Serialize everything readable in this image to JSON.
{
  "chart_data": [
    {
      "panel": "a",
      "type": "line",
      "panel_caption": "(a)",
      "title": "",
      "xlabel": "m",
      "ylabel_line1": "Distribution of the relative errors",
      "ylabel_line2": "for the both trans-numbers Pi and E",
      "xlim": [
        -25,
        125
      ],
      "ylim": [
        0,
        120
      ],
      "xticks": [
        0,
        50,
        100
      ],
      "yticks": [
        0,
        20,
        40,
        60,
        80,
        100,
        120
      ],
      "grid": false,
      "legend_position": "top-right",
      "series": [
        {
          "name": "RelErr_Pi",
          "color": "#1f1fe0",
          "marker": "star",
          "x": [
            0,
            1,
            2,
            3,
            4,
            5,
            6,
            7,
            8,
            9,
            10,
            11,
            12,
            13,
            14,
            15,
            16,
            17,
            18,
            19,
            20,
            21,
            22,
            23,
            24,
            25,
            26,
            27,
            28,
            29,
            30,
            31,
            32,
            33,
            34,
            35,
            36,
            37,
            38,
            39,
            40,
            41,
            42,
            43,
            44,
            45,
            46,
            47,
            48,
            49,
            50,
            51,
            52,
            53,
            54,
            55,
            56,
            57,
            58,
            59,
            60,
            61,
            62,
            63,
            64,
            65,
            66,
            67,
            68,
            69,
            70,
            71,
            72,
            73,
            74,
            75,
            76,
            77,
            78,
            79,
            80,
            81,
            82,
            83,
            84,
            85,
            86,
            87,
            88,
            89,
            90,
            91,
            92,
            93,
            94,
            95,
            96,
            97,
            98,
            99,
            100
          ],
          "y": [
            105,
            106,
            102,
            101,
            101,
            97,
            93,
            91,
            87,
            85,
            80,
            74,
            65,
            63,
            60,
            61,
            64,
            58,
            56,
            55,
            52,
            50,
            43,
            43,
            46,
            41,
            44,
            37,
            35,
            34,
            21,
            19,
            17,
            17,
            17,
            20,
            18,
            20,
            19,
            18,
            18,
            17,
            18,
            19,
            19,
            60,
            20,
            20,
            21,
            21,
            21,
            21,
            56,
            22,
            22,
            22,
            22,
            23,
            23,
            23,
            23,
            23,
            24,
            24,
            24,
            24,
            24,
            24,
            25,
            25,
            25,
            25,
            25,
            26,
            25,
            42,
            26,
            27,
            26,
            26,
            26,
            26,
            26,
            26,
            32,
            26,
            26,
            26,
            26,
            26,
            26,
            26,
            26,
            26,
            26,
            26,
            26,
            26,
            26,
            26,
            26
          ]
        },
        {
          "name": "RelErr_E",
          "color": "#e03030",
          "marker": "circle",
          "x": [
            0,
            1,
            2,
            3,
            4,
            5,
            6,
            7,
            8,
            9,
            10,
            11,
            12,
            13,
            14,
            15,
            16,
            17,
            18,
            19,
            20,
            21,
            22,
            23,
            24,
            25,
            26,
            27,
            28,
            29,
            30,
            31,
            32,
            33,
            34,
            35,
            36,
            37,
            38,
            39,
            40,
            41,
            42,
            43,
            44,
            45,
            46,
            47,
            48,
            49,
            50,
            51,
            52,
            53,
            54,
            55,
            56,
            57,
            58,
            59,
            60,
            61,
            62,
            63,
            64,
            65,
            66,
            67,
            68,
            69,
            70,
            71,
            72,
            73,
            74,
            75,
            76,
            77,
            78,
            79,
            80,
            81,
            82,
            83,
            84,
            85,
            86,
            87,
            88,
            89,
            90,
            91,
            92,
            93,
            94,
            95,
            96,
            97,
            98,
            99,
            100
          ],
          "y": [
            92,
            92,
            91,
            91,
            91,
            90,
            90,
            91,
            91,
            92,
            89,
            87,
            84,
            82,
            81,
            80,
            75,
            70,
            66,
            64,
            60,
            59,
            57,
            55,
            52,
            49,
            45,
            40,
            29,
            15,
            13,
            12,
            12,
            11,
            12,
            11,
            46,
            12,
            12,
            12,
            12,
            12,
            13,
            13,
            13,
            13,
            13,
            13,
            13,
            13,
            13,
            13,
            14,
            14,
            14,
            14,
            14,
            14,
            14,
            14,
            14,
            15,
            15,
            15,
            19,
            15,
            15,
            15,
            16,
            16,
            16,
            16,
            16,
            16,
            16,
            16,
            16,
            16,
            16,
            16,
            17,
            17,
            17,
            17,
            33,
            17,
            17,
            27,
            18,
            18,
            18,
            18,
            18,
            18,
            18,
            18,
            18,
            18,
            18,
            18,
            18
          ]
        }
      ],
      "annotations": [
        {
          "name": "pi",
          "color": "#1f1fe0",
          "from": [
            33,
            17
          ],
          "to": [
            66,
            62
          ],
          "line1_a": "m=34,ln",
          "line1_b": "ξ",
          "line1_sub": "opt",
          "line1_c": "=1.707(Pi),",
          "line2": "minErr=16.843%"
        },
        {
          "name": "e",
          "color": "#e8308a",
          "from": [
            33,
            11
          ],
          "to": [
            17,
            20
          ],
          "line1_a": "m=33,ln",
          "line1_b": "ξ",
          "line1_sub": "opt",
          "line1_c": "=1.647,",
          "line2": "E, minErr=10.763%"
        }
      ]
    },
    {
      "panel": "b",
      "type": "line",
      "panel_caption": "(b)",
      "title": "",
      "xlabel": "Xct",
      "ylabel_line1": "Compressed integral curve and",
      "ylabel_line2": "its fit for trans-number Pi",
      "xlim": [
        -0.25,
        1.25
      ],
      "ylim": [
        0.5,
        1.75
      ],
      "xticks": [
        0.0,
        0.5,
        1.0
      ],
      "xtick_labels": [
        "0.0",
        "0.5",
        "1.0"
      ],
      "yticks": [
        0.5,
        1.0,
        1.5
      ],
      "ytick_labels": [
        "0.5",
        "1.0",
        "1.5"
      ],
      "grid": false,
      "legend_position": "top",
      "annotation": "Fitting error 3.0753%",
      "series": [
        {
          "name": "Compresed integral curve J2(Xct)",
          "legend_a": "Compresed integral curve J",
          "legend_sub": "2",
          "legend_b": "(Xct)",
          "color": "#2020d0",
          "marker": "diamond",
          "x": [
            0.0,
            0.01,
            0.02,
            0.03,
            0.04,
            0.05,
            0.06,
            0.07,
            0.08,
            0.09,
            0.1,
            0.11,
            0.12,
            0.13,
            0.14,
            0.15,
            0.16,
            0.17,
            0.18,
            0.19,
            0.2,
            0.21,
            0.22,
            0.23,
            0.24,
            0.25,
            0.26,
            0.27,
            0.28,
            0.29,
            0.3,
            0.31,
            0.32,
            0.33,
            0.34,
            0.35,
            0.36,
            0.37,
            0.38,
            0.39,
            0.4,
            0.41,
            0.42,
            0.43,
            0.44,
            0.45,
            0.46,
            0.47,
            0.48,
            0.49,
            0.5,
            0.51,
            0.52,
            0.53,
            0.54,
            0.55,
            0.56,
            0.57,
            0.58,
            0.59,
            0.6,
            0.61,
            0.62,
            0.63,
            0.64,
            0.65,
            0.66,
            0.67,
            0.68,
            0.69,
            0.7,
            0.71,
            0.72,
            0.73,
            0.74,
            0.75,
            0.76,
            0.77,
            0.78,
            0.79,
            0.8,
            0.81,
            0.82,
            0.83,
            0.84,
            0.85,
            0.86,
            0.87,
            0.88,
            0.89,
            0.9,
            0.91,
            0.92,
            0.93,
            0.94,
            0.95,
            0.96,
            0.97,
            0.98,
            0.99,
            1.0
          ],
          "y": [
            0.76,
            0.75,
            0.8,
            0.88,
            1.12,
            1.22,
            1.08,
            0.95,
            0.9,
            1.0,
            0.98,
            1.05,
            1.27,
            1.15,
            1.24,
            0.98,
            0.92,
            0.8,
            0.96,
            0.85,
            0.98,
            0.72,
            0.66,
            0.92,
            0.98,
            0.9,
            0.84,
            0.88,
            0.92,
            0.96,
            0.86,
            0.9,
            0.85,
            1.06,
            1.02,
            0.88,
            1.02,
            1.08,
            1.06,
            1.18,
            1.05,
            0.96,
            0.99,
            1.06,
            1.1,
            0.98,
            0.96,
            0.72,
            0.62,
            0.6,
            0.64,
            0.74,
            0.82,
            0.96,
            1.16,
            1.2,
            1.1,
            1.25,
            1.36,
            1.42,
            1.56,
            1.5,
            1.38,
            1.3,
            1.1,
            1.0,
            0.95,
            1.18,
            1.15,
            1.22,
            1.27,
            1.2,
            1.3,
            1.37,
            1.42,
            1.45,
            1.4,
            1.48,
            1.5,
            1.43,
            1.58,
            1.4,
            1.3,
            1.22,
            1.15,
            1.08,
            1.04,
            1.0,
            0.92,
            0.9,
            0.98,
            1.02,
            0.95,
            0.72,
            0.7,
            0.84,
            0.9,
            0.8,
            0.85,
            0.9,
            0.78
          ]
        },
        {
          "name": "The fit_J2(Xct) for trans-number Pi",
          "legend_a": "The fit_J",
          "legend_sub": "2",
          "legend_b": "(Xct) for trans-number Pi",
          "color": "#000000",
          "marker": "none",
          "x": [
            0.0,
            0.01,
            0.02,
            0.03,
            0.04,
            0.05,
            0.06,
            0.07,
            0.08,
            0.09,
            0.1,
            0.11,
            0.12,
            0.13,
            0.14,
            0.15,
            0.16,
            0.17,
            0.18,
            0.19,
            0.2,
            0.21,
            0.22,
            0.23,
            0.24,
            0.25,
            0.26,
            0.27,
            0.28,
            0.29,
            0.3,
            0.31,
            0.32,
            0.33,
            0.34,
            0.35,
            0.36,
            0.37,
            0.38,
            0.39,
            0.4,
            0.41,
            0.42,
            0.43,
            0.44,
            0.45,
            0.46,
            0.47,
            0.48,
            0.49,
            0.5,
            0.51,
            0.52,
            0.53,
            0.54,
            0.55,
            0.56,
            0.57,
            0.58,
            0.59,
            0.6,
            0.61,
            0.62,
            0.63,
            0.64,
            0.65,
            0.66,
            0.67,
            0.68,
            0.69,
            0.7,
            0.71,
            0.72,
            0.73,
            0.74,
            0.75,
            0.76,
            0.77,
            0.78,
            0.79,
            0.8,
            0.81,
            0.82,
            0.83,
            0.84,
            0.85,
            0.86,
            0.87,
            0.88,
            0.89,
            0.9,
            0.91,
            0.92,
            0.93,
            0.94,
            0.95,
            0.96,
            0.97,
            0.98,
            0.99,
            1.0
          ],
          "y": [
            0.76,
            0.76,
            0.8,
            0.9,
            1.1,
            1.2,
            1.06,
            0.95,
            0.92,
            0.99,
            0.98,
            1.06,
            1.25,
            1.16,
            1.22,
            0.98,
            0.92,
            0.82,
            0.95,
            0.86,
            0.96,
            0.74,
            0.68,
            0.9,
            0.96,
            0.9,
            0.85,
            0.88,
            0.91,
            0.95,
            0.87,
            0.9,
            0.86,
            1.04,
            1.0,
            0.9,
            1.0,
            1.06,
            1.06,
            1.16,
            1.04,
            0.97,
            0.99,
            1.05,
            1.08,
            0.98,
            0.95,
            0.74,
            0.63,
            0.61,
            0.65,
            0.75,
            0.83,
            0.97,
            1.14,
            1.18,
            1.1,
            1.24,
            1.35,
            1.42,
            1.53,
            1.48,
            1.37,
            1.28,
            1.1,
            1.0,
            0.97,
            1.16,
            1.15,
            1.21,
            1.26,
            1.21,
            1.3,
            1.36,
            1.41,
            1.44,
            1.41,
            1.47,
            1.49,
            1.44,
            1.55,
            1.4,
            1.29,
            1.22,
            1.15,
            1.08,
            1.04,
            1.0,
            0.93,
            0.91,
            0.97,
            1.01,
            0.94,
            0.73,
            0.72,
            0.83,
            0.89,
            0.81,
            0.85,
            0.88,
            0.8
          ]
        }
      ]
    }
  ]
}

◆ **Prompt**: Take every line containing the word "curve" and copy it.

◆ **The completed task**:
      "ylabel_line1": "Compressed integral curve and",
          "name": "Compresed integral curve J2(Xct)",
          "legend_a": "Compresed integral curve J",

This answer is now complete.